Task prompt
Copy every line of the records below where the word "xlabel" occurs.

···

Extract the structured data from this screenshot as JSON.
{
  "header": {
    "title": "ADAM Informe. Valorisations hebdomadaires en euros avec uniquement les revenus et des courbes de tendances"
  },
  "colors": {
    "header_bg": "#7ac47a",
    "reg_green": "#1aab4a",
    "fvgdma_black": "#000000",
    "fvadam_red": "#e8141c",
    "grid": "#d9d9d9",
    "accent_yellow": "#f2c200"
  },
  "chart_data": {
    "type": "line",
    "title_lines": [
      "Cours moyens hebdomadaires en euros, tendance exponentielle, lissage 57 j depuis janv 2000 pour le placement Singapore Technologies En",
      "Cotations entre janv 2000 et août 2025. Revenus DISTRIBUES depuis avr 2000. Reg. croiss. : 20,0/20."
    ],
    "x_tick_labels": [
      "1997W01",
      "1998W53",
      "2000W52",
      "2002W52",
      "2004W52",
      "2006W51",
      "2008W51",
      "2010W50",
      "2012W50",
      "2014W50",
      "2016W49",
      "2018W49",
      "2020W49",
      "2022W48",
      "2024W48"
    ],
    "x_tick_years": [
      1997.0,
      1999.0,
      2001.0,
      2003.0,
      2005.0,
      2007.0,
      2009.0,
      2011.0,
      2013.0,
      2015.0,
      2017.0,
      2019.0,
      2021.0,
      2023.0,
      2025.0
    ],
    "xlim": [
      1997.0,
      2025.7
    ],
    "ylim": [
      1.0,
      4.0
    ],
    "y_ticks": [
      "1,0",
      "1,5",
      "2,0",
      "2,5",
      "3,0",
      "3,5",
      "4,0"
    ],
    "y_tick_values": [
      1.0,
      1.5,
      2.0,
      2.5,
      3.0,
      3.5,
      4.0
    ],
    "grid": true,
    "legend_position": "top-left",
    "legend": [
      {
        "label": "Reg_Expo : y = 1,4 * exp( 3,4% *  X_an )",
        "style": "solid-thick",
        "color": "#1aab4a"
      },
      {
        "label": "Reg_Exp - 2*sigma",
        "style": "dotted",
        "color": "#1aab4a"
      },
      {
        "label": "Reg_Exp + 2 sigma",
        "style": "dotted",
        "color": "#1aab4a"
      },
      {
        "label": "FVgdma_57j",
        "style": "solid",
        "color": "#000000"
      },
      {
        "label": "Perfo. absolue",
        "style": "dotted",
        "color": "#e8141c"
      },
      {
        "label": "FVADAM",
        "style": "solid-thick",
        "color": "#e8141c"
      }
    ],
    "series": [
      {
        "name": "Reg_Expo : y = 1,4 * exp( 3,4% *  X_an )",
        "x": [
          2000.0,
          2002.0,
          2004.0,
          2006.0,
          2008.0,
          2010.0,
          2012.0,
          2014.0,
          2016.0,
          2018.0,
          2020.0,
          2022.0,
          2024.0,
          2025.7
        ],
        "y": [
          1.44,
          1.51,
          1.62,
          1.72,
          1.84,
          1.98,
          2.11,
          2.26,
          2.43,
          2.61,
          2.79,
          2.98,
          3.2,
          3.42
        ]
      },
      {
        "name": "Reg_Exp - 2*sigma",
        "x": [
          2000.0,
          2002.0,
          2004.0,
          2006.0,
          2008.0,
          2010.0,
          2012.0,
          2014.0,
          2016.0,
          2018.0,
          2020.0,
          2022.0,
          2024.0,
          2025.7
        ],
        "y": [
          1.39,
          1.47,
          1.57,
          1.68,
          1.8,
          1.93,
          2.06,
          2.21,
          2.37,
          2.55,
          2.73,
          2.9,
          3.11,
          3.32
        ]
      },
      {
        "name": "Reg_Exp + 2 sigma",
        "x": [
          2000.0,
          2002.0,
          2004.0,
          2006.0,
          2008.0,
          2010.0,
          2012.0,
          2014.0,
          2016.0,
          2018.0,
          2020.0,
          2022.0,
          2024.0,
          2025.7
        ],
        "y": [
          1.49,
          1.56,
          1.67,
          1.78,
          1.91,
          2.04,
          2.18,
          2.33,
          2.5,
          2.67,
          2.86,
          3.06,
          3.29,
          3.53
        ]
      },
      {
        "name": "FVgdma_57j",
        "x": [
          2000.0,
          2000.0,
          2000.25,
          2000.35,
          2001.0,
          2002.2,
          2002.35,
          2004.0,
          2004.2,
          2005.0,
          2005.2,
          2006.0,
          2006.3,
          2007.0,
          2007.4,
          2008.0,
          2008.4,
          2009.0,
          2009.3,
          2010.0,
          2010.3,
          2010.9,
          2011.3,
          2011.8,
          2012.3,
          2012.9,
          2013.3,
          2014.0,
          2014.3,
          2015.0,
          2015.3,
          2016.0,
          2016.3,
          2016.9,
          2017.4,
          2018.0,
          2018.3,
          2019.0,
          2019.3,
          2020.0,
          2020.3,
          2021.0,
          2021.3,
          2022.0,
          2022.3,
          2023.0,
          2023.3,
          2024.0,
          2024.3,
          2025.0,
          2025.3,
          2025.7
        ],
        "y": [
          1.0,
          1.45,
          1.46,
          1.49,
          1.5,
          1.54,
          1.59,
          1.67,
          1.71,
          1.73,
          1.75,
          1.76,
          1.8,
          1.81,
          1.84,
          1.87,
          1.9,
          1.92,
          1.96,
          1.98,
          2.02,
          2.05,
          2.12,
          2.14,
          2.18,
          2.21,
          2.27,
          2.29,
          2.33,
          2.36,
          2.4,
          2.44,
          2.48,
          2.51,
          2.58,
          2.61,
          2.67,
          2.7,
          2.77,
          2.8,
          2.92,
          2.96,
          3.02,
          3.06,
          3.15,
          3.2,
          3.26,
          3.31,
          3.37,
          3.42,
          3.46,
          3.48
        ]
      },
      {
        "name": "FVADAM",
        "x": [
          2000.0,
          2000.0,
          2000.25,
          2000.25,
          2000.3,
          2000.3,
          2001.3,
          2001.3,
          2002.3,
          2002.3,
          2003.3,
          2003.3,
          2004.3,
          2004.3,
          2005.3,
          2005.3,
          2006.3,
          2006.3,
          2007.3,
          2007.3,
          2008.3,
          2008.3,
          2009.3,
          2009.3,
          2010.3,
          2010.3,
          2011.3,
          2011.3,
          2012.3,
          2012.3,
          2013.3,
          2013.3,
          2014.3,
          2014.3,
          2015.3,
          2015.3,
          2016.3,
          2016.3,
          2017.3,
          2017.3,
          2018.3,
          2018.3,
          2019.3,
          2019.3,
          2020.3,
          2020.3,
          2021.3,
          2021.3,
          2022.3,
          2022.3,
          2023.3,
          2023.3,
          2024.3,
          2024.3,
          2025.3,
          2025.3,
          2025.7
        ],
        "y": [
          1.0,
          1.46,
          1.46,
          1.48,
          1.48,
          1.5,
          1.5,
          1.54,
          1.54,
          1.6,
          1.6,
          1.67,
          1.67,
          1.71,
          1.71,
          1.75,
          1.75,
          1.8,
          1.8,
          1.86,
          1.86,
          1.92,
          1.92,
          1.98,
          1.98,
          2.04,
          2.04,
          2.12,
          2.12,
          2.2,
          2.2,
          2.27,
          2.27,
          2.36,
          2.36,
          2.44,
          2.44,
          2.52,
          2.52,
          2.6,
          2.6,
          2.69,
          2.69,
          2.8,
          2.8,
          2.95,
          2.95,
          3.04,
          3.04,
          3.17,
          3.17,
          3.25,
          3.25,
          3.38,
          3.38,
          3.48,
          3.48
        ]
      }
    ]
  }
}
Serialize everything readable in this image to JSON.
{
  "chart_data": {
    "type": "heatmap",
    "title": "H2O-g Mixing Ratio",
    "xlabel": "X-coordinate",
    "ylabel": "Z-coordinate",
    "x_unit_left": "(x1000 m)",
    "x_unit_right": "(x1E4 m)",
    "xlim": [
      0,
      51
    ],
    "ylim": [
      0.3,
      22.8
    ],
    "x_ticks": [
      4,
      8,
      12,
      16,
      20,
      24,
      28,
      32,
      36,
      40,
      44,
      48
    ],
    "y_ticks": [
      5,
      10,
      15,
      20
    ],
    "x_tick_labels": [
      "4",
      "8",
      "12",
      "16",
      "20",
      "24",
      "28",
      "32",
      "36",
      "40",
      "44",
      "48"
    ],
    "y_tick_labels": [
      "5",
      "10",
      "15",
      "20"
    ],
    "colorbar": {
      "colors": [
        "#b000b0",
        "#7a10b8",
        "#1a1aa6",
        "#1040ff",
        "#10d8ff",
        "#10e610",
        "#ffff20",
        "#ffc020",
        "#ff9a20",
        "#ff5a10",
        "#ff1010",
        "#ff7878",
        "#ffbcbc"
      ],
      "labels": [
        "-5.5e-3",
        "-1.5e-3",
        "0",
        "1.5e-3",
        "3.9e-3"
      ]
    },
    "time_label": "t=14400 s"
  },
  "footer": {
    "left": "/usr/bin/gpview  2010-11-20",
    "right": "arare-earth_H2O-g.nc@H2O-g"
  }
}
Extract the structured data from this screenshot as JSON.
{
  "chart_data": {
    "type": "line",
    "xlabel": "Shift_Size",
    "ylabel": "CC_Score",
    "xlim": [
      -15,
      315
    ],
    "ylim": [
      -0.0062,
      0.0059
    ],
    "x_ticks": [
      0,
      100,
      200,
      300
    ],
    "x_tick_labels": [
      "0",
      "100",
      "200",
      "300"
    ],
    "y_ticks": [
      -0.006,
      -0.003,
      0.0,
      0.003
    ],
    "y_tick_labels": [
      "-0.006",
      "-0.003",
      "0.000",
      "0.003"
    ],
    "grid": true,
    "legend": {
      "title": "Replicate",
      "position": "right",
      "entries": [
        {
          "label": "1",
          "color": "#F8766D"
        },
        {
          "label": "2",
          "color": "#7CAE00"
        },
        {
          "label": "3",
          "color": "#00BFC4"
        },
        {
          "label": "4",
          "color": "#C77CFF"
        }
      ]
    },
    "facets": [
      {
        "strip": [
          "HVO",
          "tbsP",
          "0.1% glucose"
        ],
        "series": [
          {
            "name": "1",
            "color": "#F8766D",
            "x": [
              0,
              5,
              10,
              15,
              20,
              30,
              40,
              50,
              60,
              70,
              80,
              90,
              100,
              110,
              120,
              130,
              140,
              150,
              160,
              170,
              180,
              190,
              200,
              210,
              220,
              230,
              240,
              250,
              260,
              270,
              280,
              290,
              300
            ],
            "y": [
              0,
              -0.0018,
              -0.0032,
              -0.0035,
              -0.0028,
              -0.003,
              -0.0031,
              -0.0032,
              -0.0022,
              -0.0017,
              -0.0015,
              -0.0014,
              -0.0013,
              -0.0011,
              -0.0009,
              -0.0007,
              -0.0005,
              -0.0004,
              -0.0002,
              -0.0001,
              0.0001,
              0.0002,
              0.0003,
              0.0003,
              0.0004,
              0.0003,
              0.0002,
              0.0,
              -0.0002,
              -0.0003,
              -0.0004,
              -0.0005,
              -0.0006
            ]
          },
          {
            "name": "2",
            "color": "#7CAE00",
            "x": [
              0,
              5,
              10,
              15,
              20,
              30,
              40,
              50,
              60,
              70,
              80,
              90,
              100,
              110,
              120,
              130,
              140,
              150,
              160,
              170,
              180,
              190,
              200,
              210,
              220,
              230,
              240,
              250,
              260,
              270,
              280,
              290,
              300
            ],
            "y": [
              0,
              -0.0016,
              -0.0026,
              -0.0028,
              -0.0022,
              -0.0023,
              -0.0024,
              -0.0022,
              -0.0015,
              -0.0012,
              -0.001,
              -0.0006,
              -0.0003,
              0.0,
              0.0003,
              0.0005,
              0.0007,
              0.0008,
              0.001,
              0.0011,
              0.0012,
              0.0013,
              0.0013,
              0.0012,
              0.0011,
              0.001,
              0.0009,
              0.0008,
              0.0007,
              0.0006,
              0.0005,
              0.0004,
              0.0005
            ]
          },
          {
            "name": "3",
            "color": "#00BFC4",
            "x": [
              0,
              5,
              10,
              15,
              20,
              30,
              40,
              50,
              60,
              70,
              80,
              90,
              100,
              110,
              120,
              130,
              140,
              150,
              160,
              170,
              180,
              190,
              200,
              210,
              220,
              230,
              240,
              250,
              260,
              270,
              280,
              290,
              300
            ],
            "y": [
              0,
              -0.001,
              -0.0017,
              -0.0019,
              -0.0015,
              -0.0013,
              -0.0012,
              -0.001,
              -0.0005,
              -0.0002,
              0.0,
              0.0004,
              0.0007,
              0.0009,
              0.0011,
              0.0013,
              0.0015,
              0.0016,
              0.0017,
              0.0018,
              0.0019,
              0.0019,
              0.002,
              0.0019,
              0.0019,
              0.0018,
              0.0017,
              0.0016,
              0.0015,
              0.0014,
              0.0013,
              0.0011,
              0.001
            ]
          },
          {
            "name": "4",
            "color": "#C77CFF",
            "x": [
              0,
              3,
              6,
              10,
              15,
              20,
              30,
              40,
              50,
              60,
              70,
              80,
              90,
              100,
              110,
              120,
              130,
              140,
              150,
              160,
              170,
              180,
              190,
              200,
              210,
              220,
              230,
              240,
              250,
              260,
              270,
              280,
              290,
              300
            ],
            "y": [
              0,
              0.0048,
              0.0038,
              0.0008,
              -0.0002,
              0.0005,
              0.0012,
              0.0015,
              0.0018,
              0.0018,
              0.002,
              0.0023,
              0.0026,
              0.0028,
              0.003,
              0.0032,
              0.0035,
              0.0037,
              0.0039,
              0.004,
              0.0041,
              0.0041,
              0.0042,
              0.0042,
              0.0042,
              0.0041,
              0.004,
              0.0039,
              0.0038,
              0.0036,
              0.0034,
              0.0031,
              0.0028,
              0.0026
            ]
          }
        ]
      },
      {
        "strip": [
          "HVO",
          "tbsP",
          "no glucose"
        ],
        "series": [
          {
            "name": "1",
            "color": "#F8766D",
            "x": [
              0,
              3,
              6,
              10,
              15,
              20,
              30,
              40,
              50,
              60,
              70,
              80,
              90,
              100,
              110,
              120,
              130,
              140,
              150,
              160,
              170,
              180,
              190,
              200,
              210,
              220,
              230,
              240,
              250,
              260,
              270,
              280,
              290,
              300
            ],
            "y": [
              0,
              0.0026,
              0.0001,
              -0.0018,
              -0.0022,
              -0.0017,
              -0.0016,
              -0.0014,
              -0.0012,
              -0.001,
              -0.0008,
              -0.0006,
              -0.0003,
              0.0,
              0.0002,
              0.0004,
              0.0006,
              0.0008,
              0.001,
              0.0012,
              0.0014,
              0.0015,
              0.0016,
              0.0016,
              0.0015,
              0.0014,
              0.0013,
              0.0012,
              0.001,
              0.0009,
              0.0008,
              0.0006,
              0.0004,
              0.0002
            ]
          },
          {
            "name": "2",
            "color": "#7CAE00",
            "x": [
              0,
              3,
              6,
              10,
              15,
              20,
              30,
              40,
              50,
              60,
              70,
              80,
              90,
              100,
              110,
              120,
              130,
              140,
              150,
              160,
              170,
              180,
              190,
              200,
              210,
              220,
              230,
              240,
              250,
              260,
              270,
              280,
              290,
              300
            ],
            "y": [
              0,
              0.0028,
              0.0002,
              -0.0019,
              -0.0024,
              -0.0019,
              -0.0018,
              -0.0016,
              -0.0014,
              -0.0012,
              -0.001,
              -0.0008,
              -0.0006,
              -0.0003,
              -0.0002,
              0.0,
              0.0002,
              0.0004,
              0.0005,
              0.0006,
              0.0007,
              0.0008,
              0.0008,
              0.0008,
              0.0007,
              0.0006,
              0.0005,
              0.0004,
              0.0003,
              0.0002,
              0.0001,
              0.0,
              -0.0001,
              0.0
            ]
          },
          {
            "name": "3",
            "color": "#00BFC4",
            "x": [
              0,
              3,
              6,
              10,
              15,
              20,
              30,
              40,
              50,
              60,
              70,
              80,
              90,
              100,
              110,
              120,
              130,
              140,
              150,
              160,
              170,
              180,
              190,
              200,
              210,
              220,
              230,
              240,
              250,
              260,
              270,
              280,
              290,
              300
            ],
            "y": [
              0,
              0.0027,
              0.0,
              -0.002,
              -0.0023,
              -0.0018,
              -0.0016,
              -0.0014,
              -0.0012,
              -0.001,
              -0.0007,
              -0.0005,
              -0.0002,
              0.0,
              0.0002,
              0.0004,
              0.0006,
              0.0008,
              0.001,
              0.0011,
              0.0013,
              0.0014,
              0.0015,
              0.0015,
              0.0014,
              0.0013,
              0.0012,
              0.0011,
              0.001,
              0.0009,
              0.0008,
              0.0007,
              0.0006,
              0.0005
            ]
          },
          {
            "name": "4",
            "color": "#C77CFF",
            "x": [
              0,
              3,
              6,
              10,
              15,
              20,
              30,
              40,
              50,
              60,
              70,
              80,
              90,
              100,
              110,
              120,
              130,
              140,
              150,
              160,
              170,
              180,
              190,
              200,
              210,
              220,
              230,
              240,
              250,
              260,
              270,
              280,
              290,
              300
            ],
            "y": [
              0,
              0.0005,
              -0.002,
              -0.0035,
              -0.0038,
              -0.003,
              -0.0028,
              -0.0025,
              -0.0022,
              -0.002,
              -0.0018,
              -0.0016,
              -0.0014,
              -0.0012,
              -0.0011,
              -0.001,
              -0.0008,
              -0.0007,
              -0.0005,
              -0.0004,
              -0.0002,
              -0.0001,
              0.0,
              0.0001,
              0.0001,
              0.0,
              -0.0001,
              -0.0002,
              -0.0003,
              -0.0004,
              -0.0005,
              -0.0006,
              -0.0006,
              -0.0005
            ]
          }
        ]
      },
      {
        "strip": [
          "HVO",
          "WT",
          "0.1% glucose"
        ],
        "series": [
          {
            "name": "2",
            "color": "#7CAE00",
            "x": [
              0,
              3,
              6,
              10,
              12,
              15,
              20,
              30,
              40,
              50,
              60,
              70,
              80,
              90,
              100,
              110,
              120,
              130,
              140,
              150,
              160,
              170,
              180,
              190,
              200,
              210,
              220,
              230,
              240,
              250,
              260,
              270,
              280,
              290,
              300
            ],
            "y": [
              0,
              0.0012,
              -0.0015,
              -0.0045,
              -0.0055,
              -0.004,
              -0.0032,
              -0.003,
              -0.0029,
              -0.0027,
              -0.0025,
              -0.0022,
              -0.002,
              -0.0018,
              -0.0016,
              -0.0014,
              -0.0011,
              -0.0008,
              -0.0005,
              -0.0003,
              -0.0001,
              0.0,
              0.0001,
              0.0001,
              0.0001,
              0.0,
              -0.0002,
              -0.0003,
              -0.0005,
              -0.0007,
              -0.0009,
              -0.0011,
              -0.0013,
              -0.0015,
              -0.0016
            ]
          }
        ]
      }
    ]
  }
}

···

Solution to the problem
    "xlabel": "X-coordinate",
    "xlabel": "Shift_Size",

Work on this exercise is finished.